-- START --

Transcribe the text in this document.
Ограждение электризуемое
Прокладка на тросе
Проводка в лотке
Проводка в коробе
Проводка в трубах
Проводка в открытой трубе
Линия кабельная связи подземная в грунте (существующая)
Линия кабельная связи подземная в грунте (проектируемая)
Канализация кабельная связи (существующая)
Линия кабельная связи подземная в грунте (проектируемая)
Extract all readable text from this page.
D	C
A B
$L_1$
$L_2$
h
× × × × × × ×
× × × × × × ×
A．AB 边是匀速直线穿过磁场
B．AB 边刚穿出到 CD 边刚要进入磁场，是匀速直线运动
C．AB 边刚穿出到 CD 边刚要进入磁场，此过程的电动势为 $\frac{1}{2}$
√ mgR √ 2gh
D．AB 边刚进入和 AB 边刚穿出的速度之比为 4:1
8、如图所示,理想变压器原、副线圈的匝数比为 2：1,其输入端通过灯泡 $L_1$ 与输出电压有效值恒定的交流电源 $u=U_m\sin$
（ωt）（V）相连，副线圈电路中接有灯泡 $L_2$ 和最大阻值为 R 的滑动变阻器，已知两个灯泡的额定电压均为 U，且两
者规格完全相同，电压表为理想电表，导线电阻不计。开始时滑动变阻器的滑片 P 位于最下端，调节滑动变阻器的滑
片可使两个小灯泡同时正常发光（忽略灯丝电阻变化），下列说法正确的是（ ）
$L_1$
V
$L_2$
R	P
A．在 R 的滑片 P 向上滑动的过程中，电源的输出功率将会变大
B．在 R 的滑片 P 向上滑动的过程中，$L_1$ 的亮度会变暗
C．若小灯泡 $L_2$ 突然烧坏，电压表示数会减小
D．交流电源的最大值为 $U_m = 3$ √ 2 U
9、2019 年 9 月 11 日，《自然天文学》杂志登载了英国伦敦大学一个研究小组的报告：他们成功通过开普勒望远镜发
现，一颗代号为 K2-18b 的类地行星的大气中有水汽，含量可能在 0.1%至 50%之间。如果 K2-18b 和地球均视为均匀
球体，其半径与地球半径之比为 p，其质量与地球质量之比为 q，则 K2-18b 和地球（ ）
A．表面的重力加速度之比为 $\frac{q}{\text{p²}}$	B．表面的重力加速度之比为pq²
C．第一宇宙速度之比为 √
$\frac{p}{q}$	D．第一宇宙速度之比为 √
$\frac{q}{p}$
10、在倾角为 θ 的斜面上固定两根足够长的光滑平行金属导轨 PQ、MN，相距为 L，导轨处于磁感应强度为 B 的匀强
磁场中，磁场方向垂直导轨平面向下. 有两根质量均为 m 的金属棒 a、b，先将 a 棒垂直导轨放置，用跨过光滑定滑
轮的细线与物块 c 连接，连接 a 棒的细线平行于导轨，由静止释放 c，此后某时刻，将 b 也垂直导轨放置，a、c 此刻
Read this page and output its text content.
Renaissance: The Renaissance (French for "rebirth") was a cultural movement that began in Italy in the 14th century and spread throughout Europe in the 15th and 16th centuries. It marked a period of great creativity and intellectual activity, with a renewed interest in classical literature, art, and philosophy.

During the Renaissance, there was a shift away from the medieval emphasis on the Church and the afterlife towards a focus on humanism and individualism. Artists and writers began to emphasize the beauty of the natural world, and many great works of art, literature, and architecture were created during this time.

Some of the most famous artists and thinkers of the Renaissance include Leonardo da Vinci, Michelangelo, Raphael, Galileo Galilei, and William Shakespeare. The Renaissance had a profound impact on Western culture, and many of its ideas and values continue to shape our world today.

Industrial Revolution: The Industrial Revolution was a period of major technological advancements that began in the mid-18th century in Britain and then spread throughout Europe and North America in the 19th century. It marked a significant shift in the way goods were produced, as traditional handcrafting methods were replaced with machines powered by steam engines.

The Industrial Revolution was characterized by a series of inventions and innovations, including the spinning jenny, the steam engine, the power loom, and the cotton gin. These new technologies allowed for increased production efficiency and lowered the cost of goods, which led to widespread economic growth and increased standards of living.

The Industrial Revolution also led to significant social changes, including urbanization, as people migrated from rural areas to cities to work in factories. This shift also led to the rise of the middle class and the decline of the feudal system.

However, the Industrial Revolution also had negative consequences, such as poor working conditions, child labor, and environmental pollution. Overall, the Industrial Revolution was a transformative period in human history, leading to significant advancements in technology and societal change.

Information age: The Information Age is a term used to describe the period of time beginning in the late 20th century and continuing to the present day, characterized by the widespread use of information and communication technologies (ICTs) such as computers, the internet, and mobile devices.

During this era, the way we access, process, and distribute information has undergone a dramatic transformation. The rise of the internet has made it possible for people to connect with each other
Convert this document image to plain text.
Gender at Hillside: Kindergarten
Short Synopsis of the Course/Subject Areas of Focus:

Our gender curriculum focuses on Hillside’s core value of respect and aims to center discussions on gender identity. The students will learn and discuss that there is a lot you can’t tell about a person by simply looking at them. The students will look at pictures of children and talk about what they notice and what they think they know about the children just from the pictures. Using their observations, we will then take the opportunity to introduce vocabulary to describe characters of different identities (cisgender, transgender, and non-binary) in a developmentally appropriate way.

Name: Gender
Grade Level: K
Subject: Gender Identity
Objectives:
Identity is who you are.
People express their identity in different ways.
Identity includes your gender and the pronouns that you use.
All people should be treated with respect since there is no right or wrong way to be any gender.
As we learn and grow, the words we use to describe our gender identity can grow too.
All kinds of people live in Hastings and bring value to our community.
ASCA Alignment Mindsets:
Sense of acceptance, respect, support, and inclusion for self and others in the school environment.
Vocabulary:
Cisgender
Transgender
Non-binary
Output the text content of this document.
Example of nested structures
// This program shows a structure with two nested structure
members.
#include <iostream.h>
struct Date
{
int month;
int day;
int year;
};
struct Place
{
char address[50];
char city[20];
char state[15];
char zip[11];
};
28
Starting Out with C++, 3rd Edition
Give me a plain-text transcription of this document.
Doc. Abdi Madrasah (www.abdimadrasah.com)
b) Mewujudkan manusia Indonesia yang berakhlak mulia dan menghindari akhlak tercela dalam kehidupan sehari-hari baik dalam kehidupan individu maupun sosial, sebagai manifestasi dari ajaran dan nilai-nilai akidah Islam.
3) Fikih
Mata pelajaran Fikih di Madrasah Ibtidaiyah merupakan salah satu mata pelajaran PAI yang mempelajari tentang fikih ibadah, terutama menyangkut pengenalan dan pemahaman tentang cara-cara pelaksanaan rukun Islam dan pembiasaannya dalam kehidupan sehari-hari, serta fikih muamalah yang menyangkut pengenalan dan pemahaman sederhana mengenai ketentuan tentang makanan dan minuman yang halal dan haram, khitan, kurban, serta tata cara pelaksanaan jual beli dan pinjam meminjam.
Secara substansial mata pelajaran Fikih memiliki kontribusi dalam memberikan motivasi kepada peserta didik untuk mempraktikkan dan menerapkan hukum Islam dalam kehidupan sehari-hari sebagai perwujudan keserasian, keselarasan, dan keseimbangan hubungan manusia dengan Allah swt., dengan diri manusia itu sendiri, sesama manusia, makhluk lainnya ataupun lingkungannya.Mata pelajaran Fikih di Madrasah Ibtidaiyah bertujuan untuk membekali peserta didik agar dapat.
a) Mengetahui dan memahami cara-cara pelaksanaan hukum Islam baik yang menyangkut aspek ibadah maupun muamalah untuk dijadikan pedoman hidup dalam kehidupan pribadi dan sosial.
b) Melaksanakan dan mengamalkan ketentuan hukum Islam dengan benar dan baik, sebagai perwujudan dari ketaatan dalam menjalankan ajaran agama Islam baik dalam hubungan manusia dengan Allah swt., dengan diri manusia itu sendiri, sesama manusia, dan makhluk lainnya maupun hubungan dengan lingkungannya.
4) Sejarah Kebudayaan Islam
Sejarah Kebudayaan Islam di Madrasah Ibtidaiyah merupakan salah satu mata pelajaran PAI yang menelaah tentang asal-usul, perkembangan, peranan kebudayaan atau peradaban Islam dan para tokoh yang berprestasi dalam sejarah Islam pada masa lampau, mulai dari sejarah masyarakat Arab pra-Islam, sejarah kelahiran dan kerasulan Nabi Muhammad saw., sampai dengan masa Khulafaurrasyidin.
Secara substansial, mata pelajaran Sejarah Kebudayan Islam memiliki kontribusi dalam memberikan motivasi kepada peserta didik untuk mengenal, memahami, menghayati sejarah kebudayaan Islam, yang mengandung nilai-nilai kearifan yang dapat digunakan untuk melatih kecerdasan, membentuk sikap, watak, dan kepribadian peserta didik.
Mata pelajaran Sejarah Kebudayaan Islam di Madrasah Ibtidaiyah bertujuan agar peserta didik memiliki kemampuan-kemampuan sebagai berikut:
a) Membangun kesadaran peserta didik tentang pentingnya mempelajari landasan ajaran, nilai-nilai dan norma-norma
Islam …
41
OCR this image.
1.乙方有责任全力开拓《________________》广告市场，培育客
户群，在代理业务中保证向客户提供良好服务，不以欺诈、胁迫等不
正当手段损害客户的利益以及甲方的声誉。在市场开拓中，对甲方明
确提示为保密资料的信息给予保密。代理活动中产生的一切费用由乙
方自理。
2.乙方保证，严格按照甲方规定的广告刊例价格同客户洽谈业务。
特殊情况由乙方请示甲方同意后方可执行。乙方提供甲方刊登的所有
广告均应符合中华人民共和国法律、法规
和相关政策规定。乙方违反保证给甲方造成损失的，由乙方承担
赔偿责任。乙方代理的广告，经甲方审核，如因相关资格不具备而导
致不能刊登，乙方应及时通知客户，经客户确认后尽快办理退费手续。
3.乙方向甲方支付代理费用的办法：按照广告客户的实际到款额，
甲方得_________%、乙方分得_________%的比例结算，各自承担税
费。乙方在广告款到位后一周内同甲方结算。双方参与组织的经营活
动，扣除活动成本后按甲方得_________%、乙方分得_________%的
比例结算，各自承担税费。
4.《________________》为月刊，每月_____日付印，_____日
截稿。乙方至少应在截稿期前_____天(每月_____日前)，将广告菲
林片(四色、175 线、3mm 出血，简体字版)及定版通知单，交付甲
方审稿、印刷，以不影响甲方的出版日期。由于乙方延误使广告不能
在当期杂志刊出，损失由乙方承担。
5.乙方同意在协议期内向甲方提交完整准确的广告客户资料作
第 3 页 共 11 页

-- END --

- **Task goal**: Every line of the records that includes the word "Revolution" should be gathered.

- **Task solution**:
Industrial Revolution: The Industrial Revolution was a period of major technological advancements that began in the mid-18th century in Britain and then spread throughout Europe and North America in the 19th century. It marked a significant shift in the way goods were produced, as traditional handcrafting methods were replaced with machines powered by steam engines.
The Industrial Revolution was characterized by a series of inventions and innovations, including the spinning jenny, the steam engine, the power loom, and the cotton gin. These new technologies allowed for increased production efficiency and lowered the cost of goods, which led to widespread economic growth and increased standards of living.
The Industrial Revolution also led to significant social changes, including urbanization, as people migrated from rural areas to cities to work in factories. This shift also led to the rise of the middle class and the decline of the feudal system.
However, the Industrial Revolution also had negative consequences, such as poor working conditions, child labor, and environmental pollution. Overall, the Industrial Revolution was a transformative period in human history, leading to significant advancements in technology and societal change.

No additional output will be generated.